Reproduce the material word for word; the images stay out.

(Saved data entries)
— START —
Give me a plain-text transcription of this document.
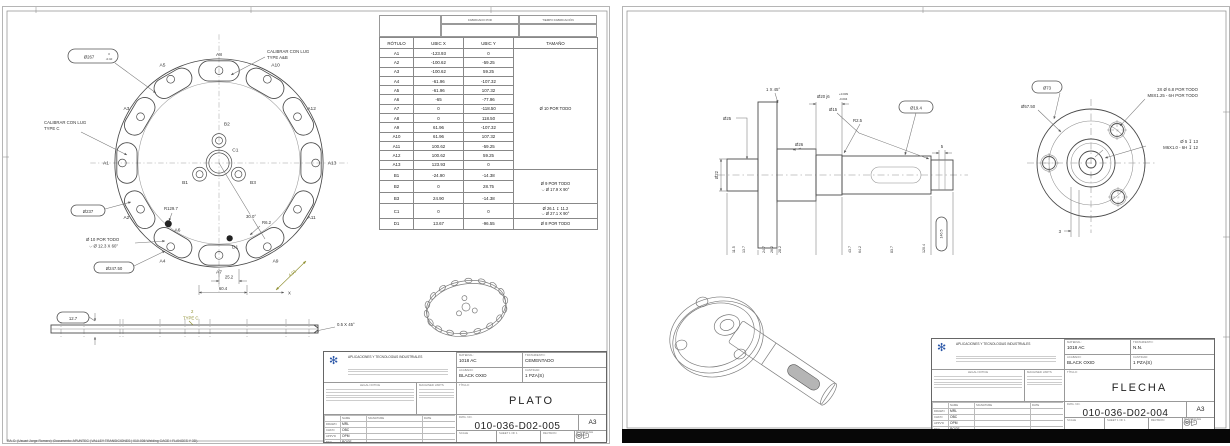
A1
A2
A3
A4
A5
A6
A7
A8
A9
A10
A11
A12
A13
B1
B2
B3
C1
D1
Ø267
0
-0.10
CALIBRAR CON LUG
TYPE A&B
CALIBRAR CON LUG
TYPE C
Ø237
Ø 10 POR TODO
⌵ Ø 12.3 X 60°
Ø247.50
R129.7
30.0°
R6.2
4.01
25.2
60.4
X
12.7
2
TYPE C
0.5 X 45°
FABRICADO POR	TIEMPO FABRICACIÓN
RÓTULO	UBIC X	UBIC Y	TAMAÑO
A1	-123.93	0	Ø 10 POR TODO

A2	-100.62	-59.25	
A3	-100.62	59.25	
A4	-61.96	-107.32	
A5	-61.96	107.32	
A6	-65	-77.96	
A7	0	-118.50	
A8	0	118.50	
A9	61.96	-107.32	
A10	61.96	107.32	
A11	100.62	-59.25	
A12	100.62	59.25	
A13	123.93	0	
B1	-24.90	-14.38	Ø 9 POR TODO
⌵ Ø 17.9 X 90°

B2	0	28.75	
B3	24.90	-14.38	
C1	0	0	Ø 26.1 ↧ 11.2
⌵ Ø 27.1 X 90°

D1	13.67	-96.55	Ø 8 POR TODO
✻	APLICACIONES Y TECNOLOGIAS INDUSTRIALES	MATERIAL:
1018 AC
ACABADO:
BLACK OXID
TRATAMIENTO:
CEMENTADO
CANTIDAD:
1 PZA(S)
LEGAL NOTICE	MACHINED LIMITS	TÍTULO:
PLATO
NAME	SIGNATURE	DATE
DRAWN	MRL
CHK'D	OBC
APPV'D	OPM
MFG	ROGF
DWG. NO.
010-036-D02-005	A3
SCALE	SHEET 1 OF 1	REVISION	DO NOT SCALE DRAWING
RA-C: (Usuari Jorge Romero) ;Documento: APUNTEC | VALLEY TRANSICIONES | 010-036 Welding CAGE / FLANGES Y 3D).
1 X 45°
Ø25
Ø22
Ø26
Ø20 j6	+0.009
-0.004
Ø15
R2.5
Ø19.4
5
11.5 13.7	24.7 26.2 28.2	43.7 64.2	83.7	120.4
146.5
Ø73
Ø57.50
3X Ø 6.8 POR TODO
M8X1.25 - 6H POR TODO
Ø 5 ↧ 13
M6X1.0 - 6H ↧ 12
3
✻	APLICACIONES Y TECNOLOGIAS INDUSTRIALES	MATERIAL:
1018 AC
ACABADO:
BLACK OXID
TRATAMIENTO:
N.N.
CANTIDAD:
1 PZA(S)
LEGAL NOTICE	MACHINED LIMITS	TÍTULO:
FLECHA
NAME	SIGNATURE	DATE
DRAWN	MRL
CHK'D	OBC
APPV'D	OPM
MFG	ROGF
DWG. NO.
010-036-D02-004	A3
SCALE	SHEET 1 OF 1	REVISION	DO NOT SCALE DRAWING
— END —
(Exercise solution):
Give me a plain-text transcription of this document.
A1
A2
A3
A4
A5
A6
A7
A8
A9
A10
A11
A12
A13
B1
B2
B3
C1
D1
Ø267
0
-0.10
CALIBRAR CON LUG
TYPE A&B
CALIBRAR CON LUG
TYPE C
Ø237
Ø 10 POR TODO
⌵ Ø 12.3 X 60°
Ø247.50
R129.7
30.0°
R6.2
4.01
25.2
60.4
X
12.7
2
TYPE C
0.5 X 45°
FABRICADO POR	TIEMPO FABRICACIÓN
RÓTULO	UBIC X	UBIC Y	TAMAÑO
A1	-123.93	0	Ø 10 POR TODO

A2	-100.62	-59.25	
A3	-100.62	59.25	
A4	-61.96	-107.32	
A5	-61.96	107.32	
A6	-65	-77.96	
A7	0	-118.50	
A8	0	118.50	
A9	61.96	-107.32	
A10	61.96	107.32	
A11	100.62	-59.25	
A12	100.62	59.25	
A13	123.93	0	
B1	-24.90	-14.38	Ø 9 POR TODO
⌵ Ø 17.9 X 90°

B2	0	28.75	
B3	24.90	-14.38	
C1	0	0	Ø 26.1 ↧ 11.2
⌵ Ø 27.1 X 90°

D1	13.67	-96.55	Ø 8 POR TODO
✻	APLICACIONES Y TECNOLOGIAS INDUSTRIALES	MATERIAL:
1018 AC
ACABADO:
BLACK OXID
TRATAMIENTO:
CEMENTADO
CANTIDAD:
1 PZA(S)
LEGAL NOTICE	MACHINED LIMITS	TÍTULO:
PLATO
NAME	SIGNATURE	DATE
DRAWN	MRL
CHK'D	OBC
APPV'D	OPM
MFG	ROGF
DWG. NO.
010-036-D02-005	A3
SCALE	SHEET 1 OF 1	REVISION	DO NOT SCALE DRAWING
RA-C: (Usuari Jorge Romero) ;Documento: APUNTEC | VALLEY TRANSICIONES | 010-036 Welding CAGE / FLANGES Y 3D).
1 X 45°
Ø25
Ø22
Ø26
Ø20 j6	+0.009
-0.004
Ø15
R2.5
Ø19.4
5
11.5 13.7	24.7 26.2 28.2	43.7 64.2	83.7	120.4
146.5
Ø73
Ø57.50
3X Ø 6.8 POR TODO
M8X1.25 - 6H POR TODO
Ø 5 ↧ 13
M6X1.0 - 6H ↧ 12
3
✻	APLICACIONES Y TECNOLOGIAS INDUSTRIALES	MATERIAL:
1018 AC
ACABADO:
BLACK OXID
TRATAMIENTO:
N.N.
CANTIDAD:
1 PZA(S)
LEGAL NOTICE	MACHINED LIMITS	TÍTULO:
FLECHA
NAME	SIGNATURE	DATE
DRAWN	MRL
CHK'D	OBC
APPV'D	OPM
MFG	ROGF
DWG. NO.
010-036-D02-004	A3
SCALE	SHEET 1 OF 1	REVISION	DO NOT SCALE DRAWING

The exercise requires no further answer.